- _AVAILABLE RECORDS_
[BEGIN]
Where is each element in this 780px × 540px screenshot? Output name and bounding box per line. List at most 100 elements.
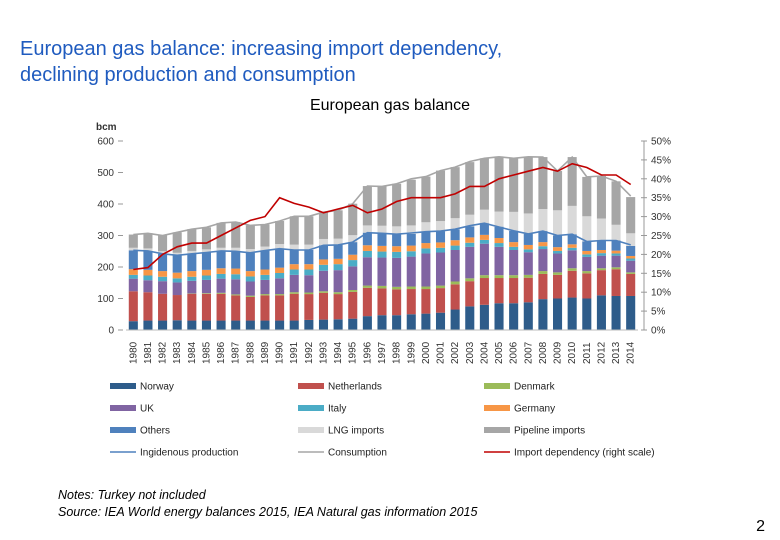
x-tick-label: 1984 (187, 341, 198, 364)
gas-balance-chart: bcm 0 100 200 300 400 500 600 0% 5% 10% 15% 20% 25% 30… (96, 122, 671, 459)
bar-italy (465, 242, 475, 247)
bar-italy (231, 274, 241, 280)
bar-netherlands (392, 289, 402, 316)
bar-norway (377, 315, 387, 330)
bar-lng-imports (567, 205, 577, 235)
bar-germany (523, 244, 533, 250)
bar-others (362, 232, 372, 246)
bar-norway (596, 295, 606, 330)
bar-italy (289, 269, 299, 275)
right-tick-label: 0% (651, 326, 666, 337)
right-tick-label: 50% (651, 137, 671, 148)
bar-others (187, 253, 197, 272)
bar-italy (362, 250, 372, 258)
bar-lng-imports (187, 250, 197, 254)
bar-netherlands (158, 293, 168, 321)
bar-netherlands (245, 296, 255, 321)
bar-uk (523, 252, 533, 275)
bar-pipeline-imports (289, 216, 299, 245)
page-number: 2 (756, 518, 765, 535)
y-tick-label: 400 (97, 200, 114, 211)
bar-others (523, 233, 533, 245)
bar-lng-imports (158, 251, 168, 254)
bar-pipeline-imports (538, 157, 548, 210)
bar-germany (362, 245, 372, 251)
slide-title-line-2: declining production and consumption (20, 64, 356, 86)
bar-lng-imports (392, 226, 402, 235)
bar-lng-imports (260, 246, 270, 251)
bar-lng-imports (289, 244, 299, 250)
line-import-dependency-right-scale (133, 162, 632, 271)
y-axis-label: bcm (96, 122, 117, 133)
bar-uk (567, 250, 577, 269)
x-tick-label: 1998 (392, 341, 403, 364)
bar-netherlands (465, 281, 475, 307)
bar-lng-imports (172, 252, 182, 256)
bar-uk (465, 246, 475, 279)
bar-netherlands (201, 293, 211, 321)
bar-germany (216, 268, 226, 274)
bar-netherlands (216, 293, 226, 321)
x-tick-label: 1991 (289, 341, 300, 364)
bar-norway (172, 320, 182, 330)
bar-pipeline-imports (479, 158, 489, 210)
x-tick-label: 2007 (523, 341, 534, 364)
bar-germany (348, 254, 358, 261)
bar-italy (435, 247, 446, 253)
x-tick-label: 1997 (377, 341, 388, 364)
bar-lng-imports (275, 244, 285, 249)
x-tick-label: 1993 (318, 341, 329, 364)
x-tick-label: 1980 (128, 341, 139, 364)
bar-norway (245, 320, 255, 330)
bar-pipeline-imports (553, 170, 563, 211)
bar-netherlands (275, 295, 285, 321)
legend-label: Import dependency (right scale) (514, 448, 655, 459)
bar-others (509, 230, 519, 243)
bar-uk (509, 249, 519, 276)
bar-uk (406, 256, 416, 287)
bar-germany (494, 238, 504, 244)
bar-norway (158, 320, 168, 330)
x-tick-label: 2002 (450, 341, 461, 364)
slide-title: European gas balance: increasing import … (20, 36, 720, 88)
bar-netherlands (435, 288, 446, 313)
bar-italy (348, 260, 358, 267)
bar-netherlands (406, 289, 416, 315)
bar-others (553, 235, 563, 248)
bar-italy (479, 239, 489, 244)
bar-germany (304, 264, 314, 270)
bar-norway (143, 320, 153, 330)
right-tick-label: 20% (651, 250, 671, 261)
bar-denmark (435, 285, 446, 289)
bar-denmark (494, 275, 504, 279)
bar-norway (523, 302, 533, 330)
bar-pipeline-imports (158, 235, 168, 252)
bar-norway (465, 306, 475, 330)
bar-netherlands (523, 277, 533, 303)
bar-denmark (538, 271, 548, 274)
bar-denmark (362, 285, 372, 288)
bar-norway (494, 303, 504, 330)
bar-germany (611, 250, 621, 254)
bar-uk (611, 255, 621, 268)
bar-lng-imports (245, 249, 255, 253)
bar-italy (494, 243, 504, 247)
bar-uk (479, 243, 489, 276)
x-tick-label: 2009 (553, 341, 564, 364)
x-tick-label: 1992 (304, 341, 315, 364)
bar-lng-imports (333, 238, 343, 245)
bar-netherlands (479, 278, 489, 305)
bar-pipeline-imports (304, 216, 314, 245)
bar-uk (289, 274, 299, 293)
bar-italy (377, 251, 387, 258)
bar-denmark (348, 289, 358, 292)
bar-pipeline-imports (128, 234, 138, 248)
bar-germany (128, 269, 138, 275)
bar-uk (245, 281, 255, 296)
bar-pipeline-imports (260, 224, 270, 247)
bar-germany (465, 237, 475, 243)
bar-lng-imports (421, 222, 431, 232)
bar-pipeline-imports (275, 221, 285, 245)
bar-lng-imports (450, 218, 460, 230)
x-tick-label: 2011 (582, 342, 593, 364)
[END]
[BEGIN]
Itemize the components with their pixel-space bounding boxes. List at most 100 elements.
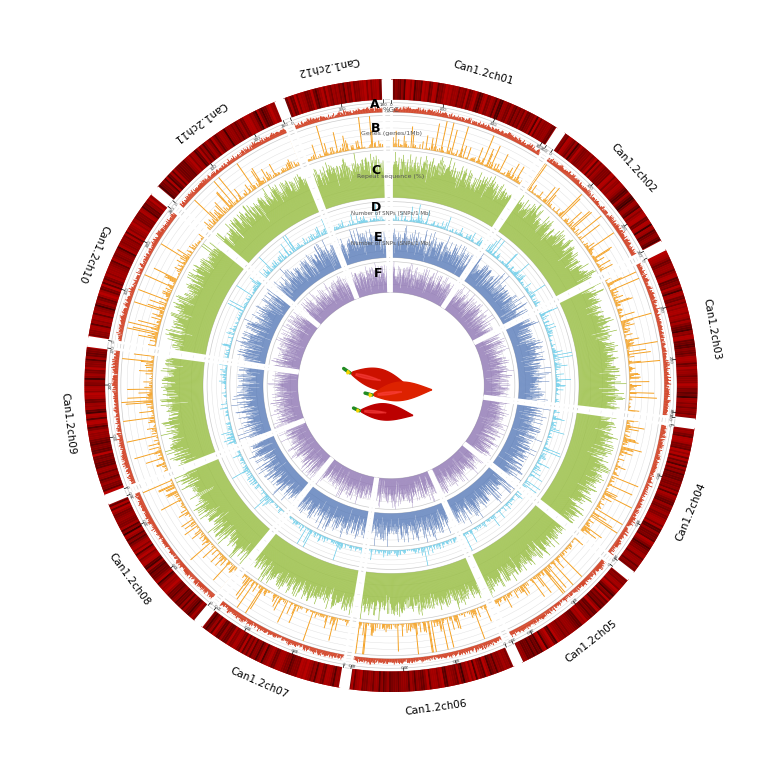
[END]
- _GIVEN PROBLEM_
Retype the lines of the first block of records, beginning at the line that contains "Where is each" and stopping after the line that contains "bar-lng-imports (158, 251, 168, 254)", and leave the pictures out of your answer.

- _FULL RESPONSE_
Where is each element in this 780px × 540px screenshot? Output name and bounding box per line. List at most 100 elements.
x-tick-label: 1984 (187, 341, 198, 364)
gas-balance-chart: bcm 0 100 200 300 400 500 600 0% 5% 10% 15% 20% 25% 30… (96, 122, 671, 459)
bar-italy (465, 242, 475, 247)
bar-italy (231, 274, 241, 280)
bar-netherlands (392, 289, 402, 316)
bar-norway (377, 315, 387, 330)
bar-lng-imports (567, 205, 577, 235)
bar-germany (523, 244, 533, 250)
bar-others (362, 232, 372, 246)
bar-norway (596, 295, 606, 330)
bar-italy (289, 269, 299, 275)
right-tick-label: 0% (651, 326, 666, 337)
right-tick-label: 50% (651, 137, 671, 148)
bar-others (187, 253, 197, 272)
bar-italy (362, 250, 372, 258)
bar-lng-imports (187, 250, 197, 254)
bar-netherlands (158, 293, 168, 321)
bar-netherlands (245, 296, 255, 321)
bar-uk (523, 252, 533, 275)
bar-pipeline-imports (289, 216, 299, 245)
page-number: 2 (756, 518, 765, 535)
y-tick-label: 400 (97, 200, 114, 211)
bar-others (523, 233, 533, 245)
bar-lng-imports (158, 251, 168, 254)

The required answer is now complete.